++++ Extracted entries ++++

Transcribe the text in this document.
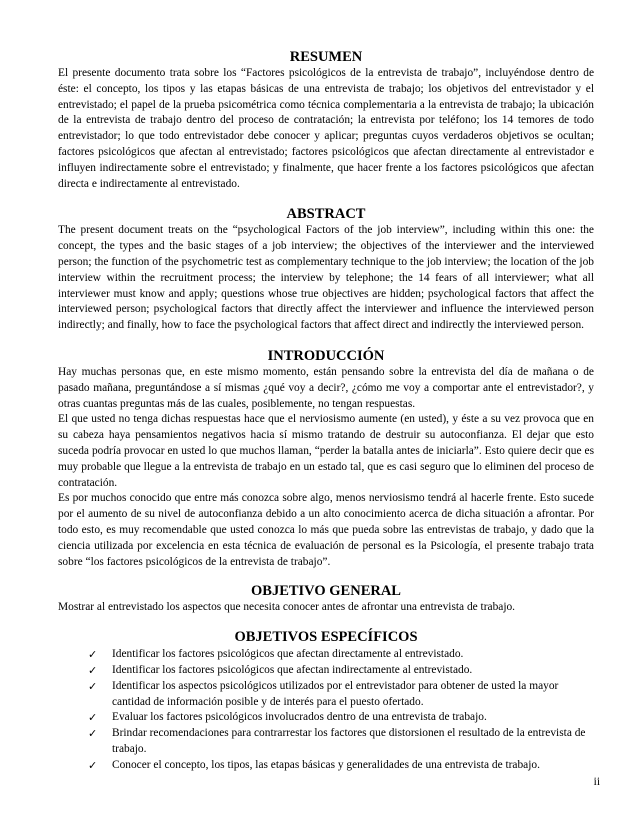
RESUMEN

El presente documento trata sobre los “Factores psicológicos de la entrevista de trabajo”, incluyéndose dentro de éste: el concepto, los tipos y las etapas básicas de una entrevista de trabajo; los objetivos del entrevistador y el entrevistado; el papel de la prueba psicométrica como técnica complementaria a la entrevista de trabajo; la ubicación de la entrevista de trabajo dentro del proceso de contratación; la entrevista por teléfono; los 14 temores de todo entrevistador; lo que todo entrevistador debe conocer y aplicar; preguntas cuyos verdaderos objetivos se ocultan; factores psicológicos que afectan al entrevistado; factores psicológicos que afectan directamente al entrevistador e influyen indirectamente sobre el entrevistado; y finalmente, que hacer frente a los factores psicológicos que afectan directa e indirectamente al entrevistado.

ABSTRACT

The present document treats on the “psychological Factors of the job interview”, including within this one: the concept, the types and the basic stages of a job interview; the objectives of the interviewer and the interviewed person; the function of the psychometric test as complementary technique to the job interview; the location of the job interview within the recruitment process; the interview by telephone; the 14 fears of all interviewer; what all interviewer must know and apply; questions whose true objectives are hidden; psychological factors that affect the interviewed person; psychological factors that directly affect the interviewer and influence the interviewed person indirectly; and finally, how to face the psychological factors that affect direct and indirectly the interviewed person.

INTRODUCCIÓN

Hay muchas personas que, en este mismo momento, están pensando sobre la entrevista del día de mañana o de pasado mañana, preguntándose a sí mismas ¿qué voy a decir?, ¿cómo me voy a comportar ante el entrevistador?, y otras cuantas preguntas más de las cuales, posiblemente, no tengan respuestas.

El que usted no tenga dichas respuestas hace que el nerviosismo aumente (en usted), y éste a su vez provoca que en su cabeza haya pensamientos negativos hacia sí mismo tratando de destruir su autoconfianza. El dejar que esto suceda podría provocar en usted lo que muchos llaman, “perder la batalla antes de iniciarla”. Esto quiere decir que es muy probable que llegue a la entrevista de trabajo en un estado tal, que es casi seguro que lo eliminen del proceso de contratación.

Es por muchos conocido que entre más conozca sobre algo, menos nerviosismo tendrá al hacerle frente. Esto sucede por el aumento de su nivel de autoconfianza debido a un alto conocimiento acerca de dicha situación a afrontar. Por todo esto, es muy recomendable que usted conozca lo más que pueda sobre las entrevistas de trabajo, y dado que la ciencia utilizada por excelencia en esta técnica de evaluación de personal es la Psicología, el presente trabajo trata sobre “los factores psicológicos de la entrevista de trabajo”.

OBJETIVO GENERAL

Mostrar al entrevistado los aspectos que necesita conocer antes de afrontar una entrevista de trabajo.

OBJETIVOS ESPECÍFICOS
✓ Identificar los factores psicológicos que afectan directamente al entrevistado.
✓ Identificar los factores psicológicos que afectan indirectamente al entrevistado.
✓ Identificar los aspectos psicológicos utilizados por el entrevistador para obtener de usted la mayor cantidad de información posible y de interés para el puesto ofertado.
✓ Evaluar los factores psicológicos involucrados dentro de una entrevista de trabajo.
✓ Brindar recomendaciones para contrarrestar los factores que distorsionen el resultado de la entrevista de trabajo.
✓ Conocer el concepto, los tipos, las etapas básicas y generalidades de una entrevista de trabajo.
ii
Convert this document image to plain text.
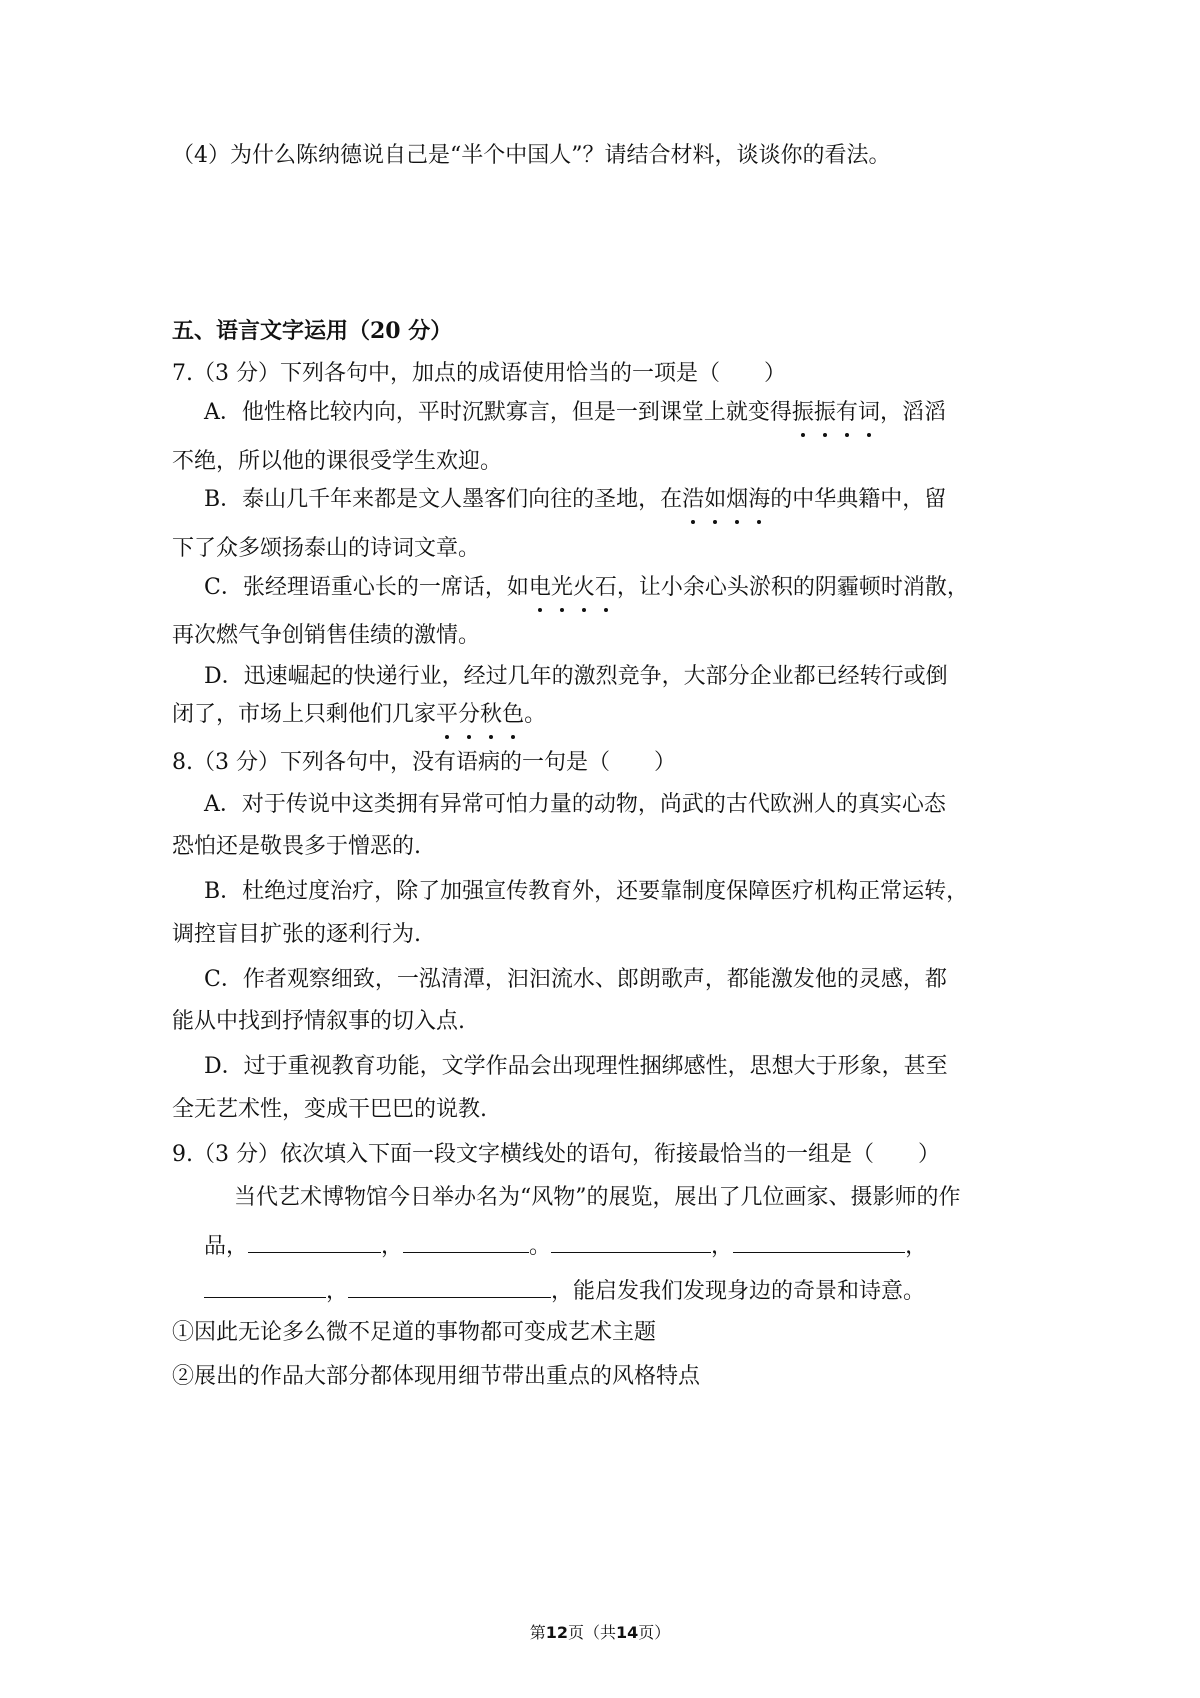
（4）为什么陈纳德说自己是“半个中国人”？请结合材料，谈谈你的看法。
五、语言文字运用（20 分）
7.（3 分）下列各句中，加点的成语使用恰当的一项是（　　）
A．他性格比较内向，平时沉默寡言，但是一到课堂上就变得振振有词，滔滔
不绝，所以他的课很受学生欢迎。
B．泰山几千年来都是文人墨客们向往的圣地，在浩如烟海的中华典籍中，留
下了众多颂扬泰山的诗词文章。
C．张经理语重心长的一席话，如电光火石，让小余心头淤积的阴霾顿时消散，
再次燃气争创销售佳绩的激情。
D．迅速崛起的快递行业，经过几年的激烈竞争，大部分企业都已经转行或倒
闭了，市场上只剩他们几家平分秋色。
8.（3 分）下列各句中，没有语病的一句是（　　）
A．对于传说中这类拥有异常可怕力量的动物，尚武的古代欧洲人的真实心态
恐怕还是敬畏多于憎恶的.
B．杜绝过度治疗，除了加强宣传教育外，还要靠制度保障医疗机构正常运转，
调控盲目扩张的逐利行为.
C．作者观察细致，一泓清潭，汩汩流水、郎朗歌声，都能激发他的灵感，都
能从中找到抒情叙事的切入点.
D．过于重视教育功能，文学作品会出现理性捆绑感性，思想大于形象，甚至
全无艺术性，变成干巴巴的说教.
9.（3 分）依次填入下面一段文字横线处的语句，衔接最恰当的一组是（　　）
当代艺术博物馆今日举办名为“风物”的展览，展出了几位画家、摄影师的作
品，	，	。	，	，
，	，能启发我们发现身边的奇景和诗意。
①因此无论多么微不足道的事物都可变成艺术主题
②展出的作品大部分都体现用细节带出重点的风格特点
第12页（共14页）
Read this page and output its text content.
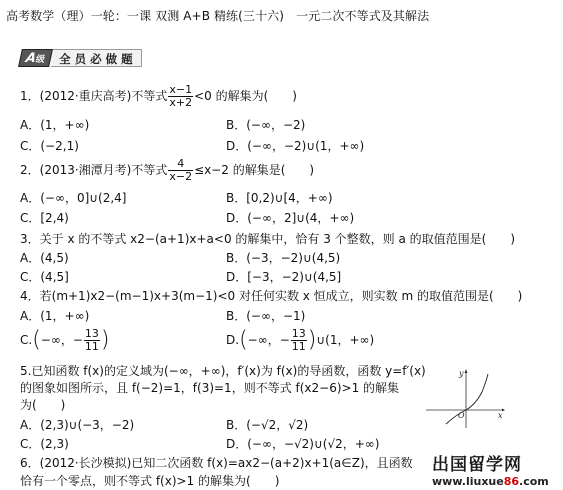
高考数学（理）一轮：一课 双测 A+B 精练(三十六)　一元二次不等式及其解法
A级	全 员 必 做 题
1．(2012·重庆高考)不等式 $\frac{x-1}{x+2} <0$ 的解集为(　　)
A．(1，+∞)	B．(−∞，−2)
C．(−2,1)	D．(−∞，−2)∪(1，+∞)
2．(2013·湘潭月考)不等式 $\frac{4}{x-2} \le x-2$ 的解集是(　　)
A．(−∞，0]∪(2,4]	B．[0,2)∪[4，+∞)
C．[2,4)	D．(−∞，2]∪(4，+∞)
3．关于 x 的不等式 x2−(a+1)x+a<0 的解集中，恰有 3 个整数，则 a 的取值范围是(　　)
A．(4,5)	B．(−3，−2)∪(4,5)
C．(4,5]	D．[−3，−2)∪(4,5]
4．若(m+1)x2−(m−1)x+3(m−1)<0 对任何实数 x 恒成立，则实数 m 的取值范围是(　　)
A．(1，+∞)	B．(−∞，−1)
C.(−∞，− $\frac{13}{11}$ )	D.(−∞，− $\frac{13}{11}$ )∪(1，+∞)
5.已知函数 f(x)的定义域为(−∞，+∞)，f′(x)为 f(x)的导函数，函数 y=f′(x)
的图象如图所示，且 f(−2)=1，f(3)=1，则不等式 f(x2−6)>1 的解集
为(　　)
A．(2,3)∪(−3，−2)	B．(−√2，√2)
C．(2,3)	D．(−∞，−√2)∪(√2，+∞)
y
x
O
6．(2012·长沙模拟)已知二次函数 f(x)=ax2−(a+2)x+1(a∈Z)，且函数
恰有一个零点，则不等式 f(x)>1 的解集为(　　)
出国留学网
www.liuxue86.com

++++

- _Objective_: All of the material above should be reproduced exactly, except the pictures.

- _Final answer_:
Transcribe the text in this document.
RESUMEN

El presente documento trata sobre los “Factores psicológicos de la entrevista de trabajo”, incluyéndose dentro de éste: el concepto, los tipos y las etapas básicas de una entrevista de trabajo; los objetivos del entrevistador y el entrevistado; el papel de la prueba psicométrica como técnica complementaria a la entrevista de trabajo; la ubicación de la entrevista de trabajo dentro del proceso de contratación; la entrevista por teléfono; los 14 temores de todo entrevistador; lo que todo entrevistador debe conocer y aplicar; preguntas cuyos verdaderos objetivos se ocultan; factores psicológicos que afectan al entrevistado; factores psicológicos que afectan directamente al entrevistador e influyen indirectamente sobre el entrevistado; y finalmente, que hacer frente a los factores psicológicos que afectan directa e indirectamente al entrevistado.

ABSTRACT

The present document treats on the “psychological Factors of the job interview”, including within this one: the concept, the types and the basic stages of a job interview; the objectives of the interviewer and the interviewed person; the function of the psychometric test as complementary technique to the job interview; the location of the job interview within the recruitment process; the interview by telephone; the 14 fears of all interviewer; what all interviewer must know and apply; questions whose true objectives are hidden; psychological factors that affect the interviewed person; psychological factors that directly affect the interviewer and influence the interviewed person indirectly; and finally, how to face the psychological factors that affect direct and indirectly the interviewed person.

INTRODUCCIÓN

Hay muchas personas que, en este mismo momento, están pensando sobre la entrevista del día de mañana o de pasado mañana, preguntándose a sí mismas ¿qué voy a decir?, ¿cómo me voy a comportar ante el entrevistador?, y otras cuantas preguntas más de las cuales, posiblemente, no tengan respuestas.

El que usted no tenga dichas respuestas hace que el nerviosismo aumente (en usted), y éste a su vez provoca que en su cabeza haya pensamientos negativos hacia sí mismo tratando de destruir su autoconfianza. El dejar que esto suceda podría provocar en usted lo que muchos llaman, “perder la batalla antes de iniciarla”. Esto quiere decir que es muy probable que llegue a la entrevista de trabajo en un estado tal, que es casi seguro que lo eliminen del proceso de contratación.

Es por muchos conocido que entre más conozca sobre algo, menos nerviosismo tendrá al hacerle frente. Esto sucede por el aumento de su nivel de autoconfianza debido a un alto conocimiento acerca de dicha situación a afrontar. Por todo esto, es muy recomendable que usted conozca lo más que pueda sobre las entrevistas de trabajo, y dado que la ciencia utilizada por excelencia en esta técnica de evaluación de personal es la Psicología, el presente trabajo trata sobre “los factores psicológicos de la entrevista de trabajo”.

OBJETIVO GENERAL

Mostrar al entrevistado los aspectos que necesita conocer antes de afrontar una entrevista de trabajo.

OBJETIVOS ESPECÍFICOS
✓ Identificar los factores psicológicos que afectan directamente al entrevistado.
✓ Identificar los factores psicológicos que afectan indirectamente al entrevistado.
✓ Identificar los aspectos psicológicos utilizados por el entrevistador para obtener de usted la mayor cantidad de información posible y de interés para el puesto ofertado.
✓ Evaluar los factores psicológicos involucrados dentro de una entrevista de trabajo.
✓ Brindar recomendaciones para contrarrestar los factores que distorsionen el resultado de la entrevista de trabajo.
✓ Conocer el concepto, los tipos, las etapas básicas y generalidades de una entrevista de trabajo.
ii
Convert this document image to plain text.
（4）为什么陈纳德说自己是“半个中国人”？请结合材料，谈谈你的看法。
五、语言文字运用（20 分）
7.（3 分）下列各句中，加点的成语使用恰当的一项是（　　）
A．他性格比较内向，平时沉默寡言，但是一到课堂上就变得振振有词，滔滔
不绝，所以他的课很受学生欢迎。
B．泰山几千年来都是文人墨客们向往的圣地，在浩如烟海的中华典籍中，留
下了众多颂扬泰山的诗词文章。
C．张经理语重心长的一席话，如电光火石，让小余心头淤积的阴霾顿时消散，
再次燃气争创销售佳绩的激情。
D．迅速崛起的快递行业，经过几年的激烈竞争，大部分企业都已经转行或倒
闭了，市场上只剩他们几家平分秋色。
8.（3 分）下列各句中，没有语病的一句是（　　）
A．对于传说中这类拥有异常可怕力量的动物，尚武的古代欧洲人的真实心态
恐怕还是敬畏多于憎恶的.
B．杜绝过度治疗，除了加强宣传教育外，还要靠制度保障医疗机构正常运转，
调控盲目扩张的逐利行为.
C．作者观察细致，一泓清潭，汩汩流水、郎朗歌声，都能激发他的灵感，都
能从中找到抒情叙事的切入点.
D．过于重视教育功能，文学作品会出现理性捆绑感性，思想大于形象，甚至
全无艺术性，变成干巴巴的说教.
9.（3 分）依次填入下面一段文字横线处的语句，衔接最恰当的一组是（　　）
当代艺术博物馆今日举办名为“风物”的展览，展出了几位画家、摄影师的作
品，	，	。	，	，
，	，能启发我们发现身边的奇景和诗意。
①因此无论多么微不足道的事物都可变成艺术主题
②展出的作品大部分都体现用细节带出重点的风格特点
第12页（共14页）
Read this page and output its text content.
高考数学（理）一轮：一课 双测 A+B 精练(三十六)　一元二次不等式及其解法
A级	全 员 必 做 题
1．(2012·重庆高考)不等式 $\frac{x-1}{x+2} <0$ 的解集为(　　)
A．(1，+∞)	B．(−∞，−2)
C．(−2,1)	D．(−∞，−2)∪(1，+∞)
2．(2013·湘潭月考)不等式 $\frac{4}{x-2} \le x-2$ 的解集是(　　)
A．(−∞，0]∪(2,4]	B．[0,2)∪[4，+∞)
C．[2,4)	D．(−∞，2]∪(4，+∞)
3．关于 x 的不等式 x2−(a+1)x+a<0 的解集中，恰有 3 个整数，则 a 的取值范围是(　　)
A．(4,5)	B．(−3，−2)∪(4,5)
C．(4,5]	D．[−3，−2)∪(4,5]
4．若(m+1)x2−(m−1)x+3(m−1)<0 对任何实数 x 恒成立，则实数 m 的取值范围是(　　)
A．(1，+∞)	B．(−∞，−1)
C.(−∞，− $\frac{13}{11}$ )	D.(−∞，− $\frac{13}{11}$ )∪(1，+∞)
5.已知函数 f(x)的定义域为(−∞，+∞)，f′(x)为 f(x)的导函数，函数 y=f′(x)
的图象如图所示，且 f(−2)=1，f(3)=1，则不等式 f(x2−6)>1 的解集
为(　　)
A．(2,3)∪(−3，−2)	B．(−√2，√2)
C．(2,3)	D．(−∞，−√2)∪(√2，+∞)
y
x
O
6．(2012·长沙模拟)已知二次函数 f(x)=ax2−(a+2)x+1(a∈Z)，且函数
恰有一个零点，则不等式 f(x)>1 的解集为(　　)
出国留学网
www.liuxue86.com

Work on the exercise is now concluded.